→ TASK BRIEF
Give again, unaltered, the line with "OCR this image." and all lines that follow it in the listing below, minus any pictures.

→ MATERIAL
────

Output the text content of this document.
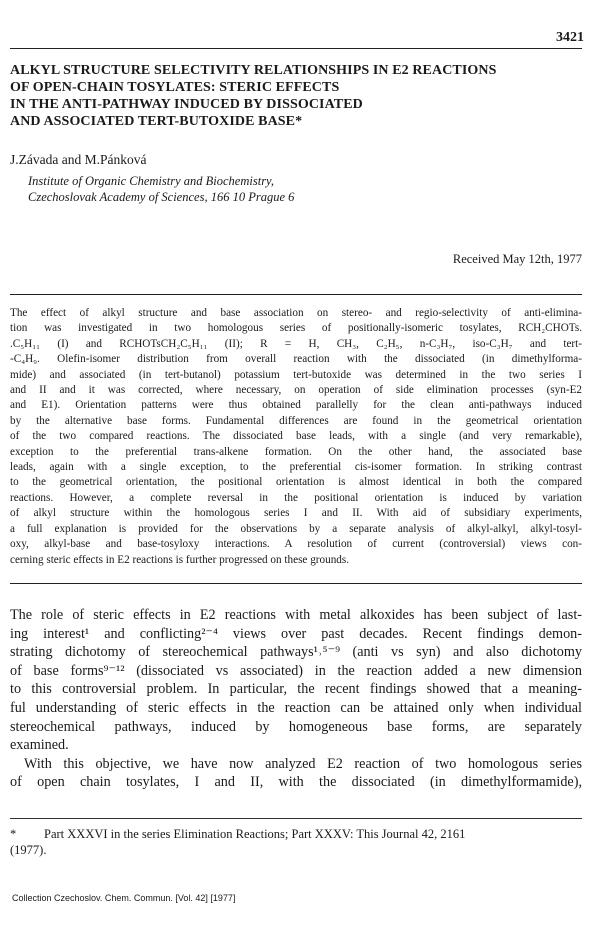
3421
ALKYL STRUCTURE SELECTIVITY RELATIONSHIPS IN E2 REACTIONS
OF OPEN-CHAIN TOSYLATES: STERIC EFFECTS
IN THE ANTI-PATHWAY INDUCED BY DISSOCIATED
AND ASSOCIATED TERT-BUTOXIDE BASE*
J.Závada and M.Pánková
Institute of Organic Chemistry and Biochemistry,
Czechoslovak Academy of Sciences, 166 10 Prague 6
Received May 12th, 1977
The effect of alkyl structure and base association on stereo- and regio-selectivity of anti-elimina-
tion was investigated in two homologous series of positionally-isomeric tosylates, RCH₂CHOTs.
.C₅H₁₁ (I) and RCHOTsCH₂C₅H₁₁ (II); R = H, CH₃, C₂H₅, n-C₃H₇, iso-C₃H₇ and tert-
-C₄H₉. Olefin-isomer distribution from overall reaction with the dissociated (in dimethylforma-
mide) and associated (in tert-butanol) potassium tert-butoxide was determined in the two series I
and II and it was corrected, where necessary, on operation of side elimination processes (syn-E2
and E1). Orientation patterns were thus obtained parallelly for the clean anti-pathways induced
by the alternative base forms. Fundamental differences are found in the geometrical orientation
of the two compared reactions. The dissociated base leads, with a single (and very remarkable),
exception to the preferential trans-alkene formation. On the other hand, the associated base
leads, again with a single exception, to the preferential cis-isomer formation. In striking contrast
to the geometrical orientation, the positional orientation is almost identical in both the compared
reactions. However, a complete reversal in the positional orientation is induced by variation
of alkyl structure within the homologous series I and II. With aid of subsidiary experiments,
a full explanation is provided for the observations by a separate analysis of alkyl-alkyl, alkyl-tosyl-
oxy, alkyl-base and base-tosyloxy interactions. A resolution of current (controversial) views con-
cerning steric effects in E2 reactions is further progressed on these grounds.
The role of steric effects in E2 reactions with metal alkoxides has been subject of last-
ing interest¹ and conflicting²⁻⁴ views over past decades. Recent findings demon-
strating dichotomy of stereochemical pathways¹˒⁵⁻⁹ (anti vs syn) and also dichotomy
of base forms⁹⁻¹² (dissociated vs associated) in the reaction added a new dimension
to this controversial problem. In particular, the recent findings showed that a meaning-
ful understanding of steric effects in the reaction can be attained only when individual
stereochemical pathways, induced by homogeneous base forms, are separately
examined.
With this objective, we have now analyzed E2 reaction of two homologous series
of open chain tosylates, I and II, with the dissociated (in dimethylformamide),
* Part XXXVI in the series Elimination Reactions; Part XXXV: This Journal 42, 2161
(1977).
Collection Czechoslov. Chem. Commun. [Vol. 42] [1977]
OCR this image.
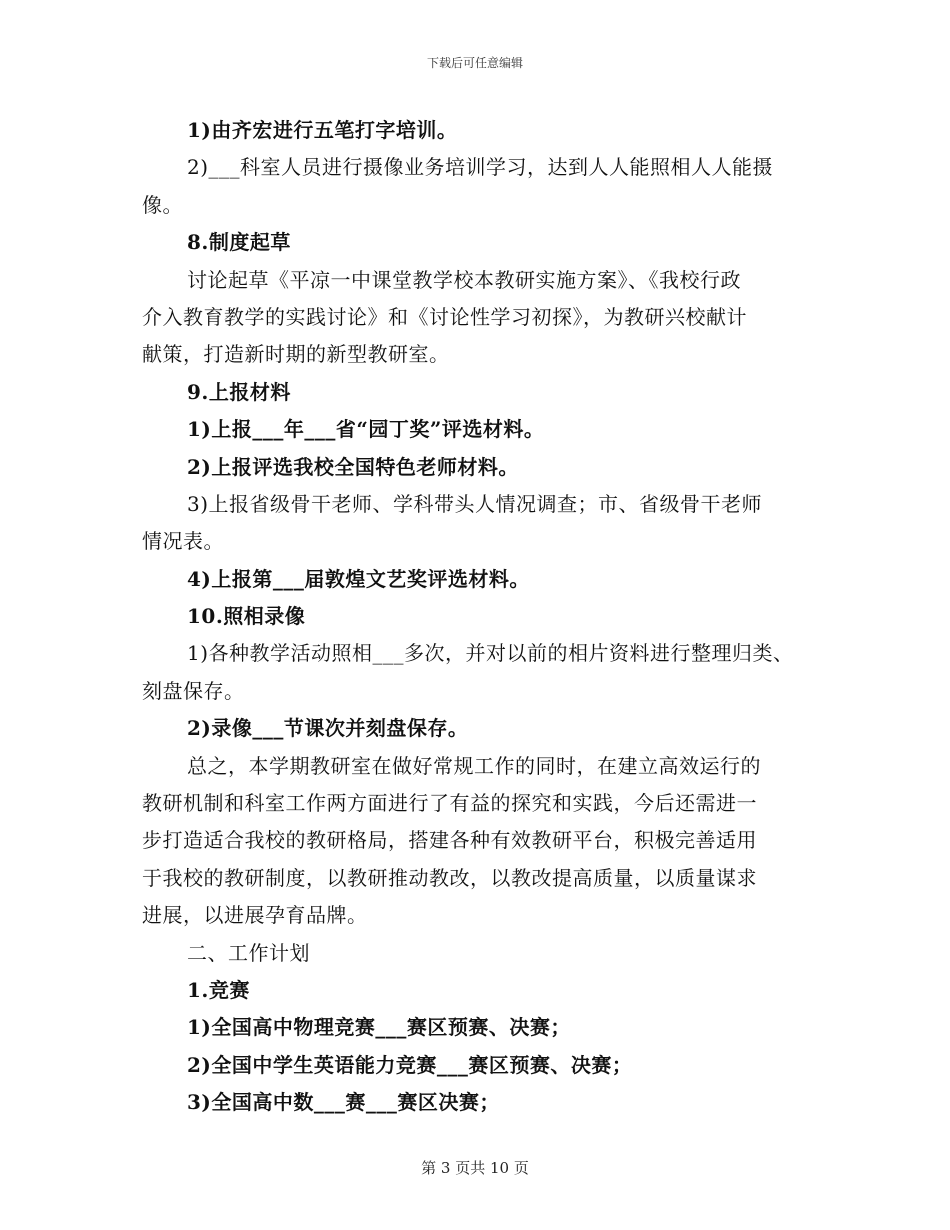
下载后可任意编辑
1)由齐宏进行五笔打字培训。
2)___科室人员进行摄像业务培训学习，达到人人能照相人人能摄
像。
8.制度起草
讨论起草《平凉一中课堂教学校本教研实施方案》、《我校行政
介入教育教学的实践讨论》和《讨论性学习初探》，为教研兴校献计
献策，打造新时期的新型教研室。
9.上报材料
1)上报___年___省“园丁奖”评选材料。
2)上报评选我校全国特色老师材料。
3)上报省级骨干老师、学科带头人情况调查；市、省级骨干老师
情况表。
4)上报第___届敦煌文艺奖评选材料。
10.照相录像
1)各种教学活动照相___多次，并对以前的相片资料进行整理归类、
刻盘保存。
2)录像___节课次并刻盘保存。
总之，本学期教研室在做好常规工作的同时，在建立高效运行的
教研机制和科室工作两方面进行了有益的探究和实践，今后还需进一
步打造适合我校的教研格局，搭建各种有效教研平台，积极完善适用
于我校的教研制度，以教研推动教改，以教改提高质量，以质量谋求
进展，以进展孕育品牌。
二、工作计划
1.竞赛
1)全国高中物理竞赛___赛区预赛、决赛；
2)全国中学生英语能力竞赛___赛区预赛、决赛；
3)全国高中数___赛___赛区决赛；
第 3 页共 10 页
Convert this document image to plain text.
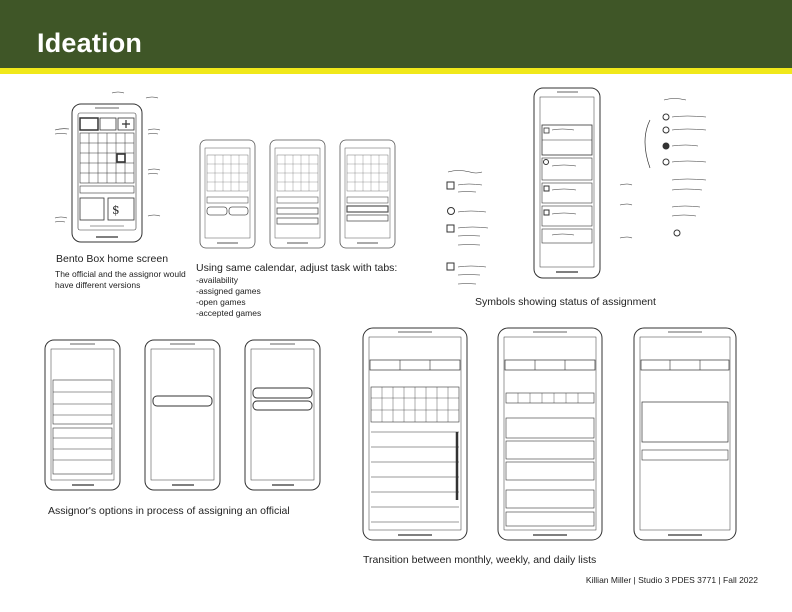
Ideation
$
Bento Box home screen
The official and the assignor would have different versions
Using same calendar, adjust task with tabs:
-availability
-assigned games
-open games
-accepted games
Symbols showing status of assignment
Assignor's options in process of assigning an official
Transition between monthly, weekly, and daily lists
Killian Miller | Studio 3 PDES 3771 | Fall 2022
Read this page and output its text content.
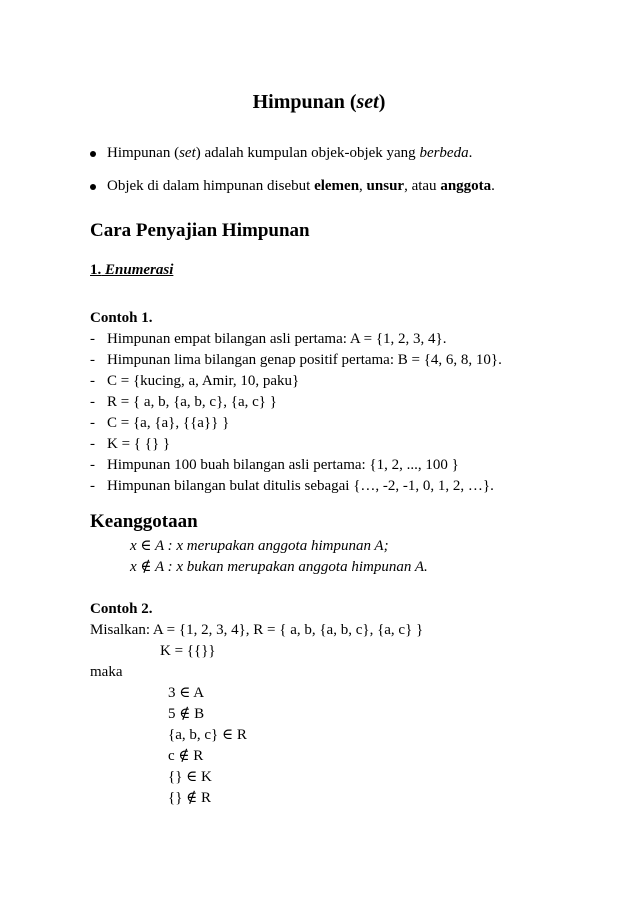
Himpunan (set)
Himpunan (set) adalah kumpulan objek-objek yang berbeda.
Objek di dalam himpunan disebut elemen, unsur, atau anggota.
Cara Penyajian Himpunan
1. Enumerasi
Contoh 1.
- Himpunan empat bilangan asli pertama: A = {1, 2, 3, 4}.
- Himpunan lima bilangan genap positif pertama: B = {4, 6, 8, 10}.
- C = {kucing, a, Amir, 10, paku}
- R = { a, b, {a, b, c}, {a, c} }
- C = {a, {a}, {{a}} }
- K = { {} }
- Himpunan 100 buah bilangan asli pertama: {1, 2, ..., 100 }
- Himpunan bilangan bulat ditulis sebagai {…, -2, -1, 0, 1, 2, …}.
Keanggotaan
x ∈ A : x merupakan anggota himpunan A;
x ∉ A : x bukan merupakan anggota himpunan A.
Contoh 2.
Misalkan: A = {1, 2, 3, 4}, R = { a, b, {a, b, c}, {a, c} }
K = {{}}
maka
3 ∈ A
5 ∉ B
{a, b, c} ∈ R
c ∉ R
{} ∈ K
{} ∉ R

────

→ RESULT BELOW
OCR this image.
下载后可任意编辑
1)由齐宏进行五笔打字培训。
2)___科室人员进行摄像业务培训学习，达到人人能照相人人能摄
像。
8.制度起草
讨论起草《平凉一中课堂教学校本教研实施方案》、《我校行政
介入教育教学的实践讨论》和《讨论性学习初探》，为教研兴校献计
献策，打造新时期的新型教研室。
9.上报材料
1)上报___年___省“园丁奖”评选材料。
2)上报评选我校全国特色老师材料。
3)上报省级骨干老师、学科带头人情况调查；市、省级骨干老师
情况表。
4)上报第___届敦煌文艺奖评选材料。
10.照相录像
1)各种教学活动照相___多次，并对以前的相片资料进行整理归类、
刻盘保存。
2)录像___节课次并刻盘保存。
总之，本学期教研室在做好常规工作的同时，在建立高效运行的
教研机制和科室工作两方面进行了有益的探究和实践，今后还需进一
步打造适合我校的教研格局，搭建各种有效教研平台，积极完善适用
于我校的教研制度，以教研推动教改，以教改提高质量，以质量谋求
进展，以进展孕育品牌。
二、工作计划
1.竞赛
1)全国高中物理竞赛___赛区预赛、决赛；
2)全国中学生英语能力竞赛___赛区预赛、决赛；
3)全国高中数___赛___赛区决赛；
第 3 页共 10 页
Convert this document image to plain text.
Ideation
$
Bento Box home screen
The official and the assignor would have different versions
Using same calendar, adjust task with tabs:
-availability
-assigned games
-open games
-accepted games
Symbols showing status of assignment
Assignor's options in process of assigning an official
Transition between monthly, weekly, and daily lists
Killian Miller | Studio 3 PDES 3771 | Fall 2022
Read this page and output its text content.
Himpunan (set)
Himpunan (set) adalah kumpulan objek-objek yang berbeda.
Objek di dalam himpunan disebut elemen, unsur, atau anggota.
Cara Penyajian Himpunan
1. Enumerasi
Contoh 1.
- Himpunan empat bilangan asli pertama: A = {1, 2, 3, 4}.
- Himpunan lima bilangan genap positif pertama: B = {4, 6, 8, 10}.
- C = {kucing, a, Amir, 10, paku}
- R = { a, b, {a, b, c}, {a, c} }
- C = {a, {a}, {{a}} }
- K = { {} }
- Himpunan 100 buah bilangan asli pertama: {1, 2, ..., 100 }
- Himpunan bilangan bulat ditulis sebagai {…, -2, -1, 0, 1, 2, …}.
Keanggotaan
x ∈ A : x merupakan anggota himpunan A;
x ∉ A : x bukan merupakan anggota himpunan A.
Contoh 2.
Misalkan: A = {1, 2, 3, 4}, R = { a, b, {a, b, c}, {a, c} }
K = {{}}
maka
3 ∈ A
5 ∉ B
{a, b, c} ∈ R
c ∉ R
{} ∈ K
{} ∉ R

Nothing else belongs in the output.